Extract the whole listing as it stands. Do not include the pictures.
--- begin Supplied material ---
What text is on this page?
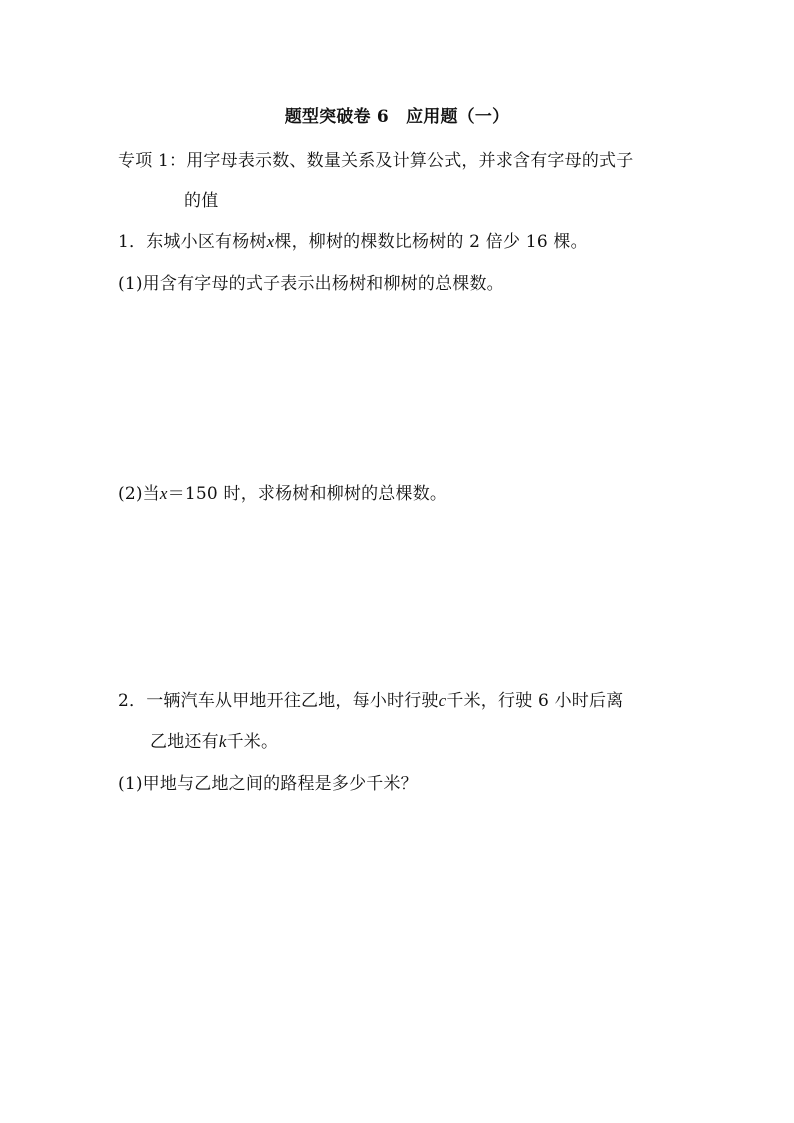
题型突破卷 6　应用题（一）
专项 1：用字母表示数、数量关系及计算公式，并求含有字母的式子
的值
1．东城小区有杨树x棵，柳树的棵数比杨树的 2 倍少 16 棵。
(1)用含有字母的式子表示出杨树和柳树的总棵数。
(2)当x＝150 时，求杨树和柳树的总棵数。
2．一辆汽车从甲地开往乙地，每小时行驶c千米，行驶 6 小时后离
乙地还有k千米。
(1)甲地与乙地之间的路程是多少千米？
--- end Supplied material ---
Answer to this task
What text is on this page?
题型突破卷 6　应用题（一）
专项 1：用字母表示数、数量关系及计算公式，并求含有字母的式子
的值
1．东城小区有杨树x棵，柳树的棵数比杨树的 2 倍少 16 棵。
(1)用含有字母的式子表示出杨树和柳树的总棵数。
(2)当x＝150 时，求杨树和柳树的总棵数。
2．一辆汽车从甲地开往乙地，每小时行驶c千米，行驶 6 小时后离
乙地还有k千米。
(1)甲地与乙地之间的路程是多少千米？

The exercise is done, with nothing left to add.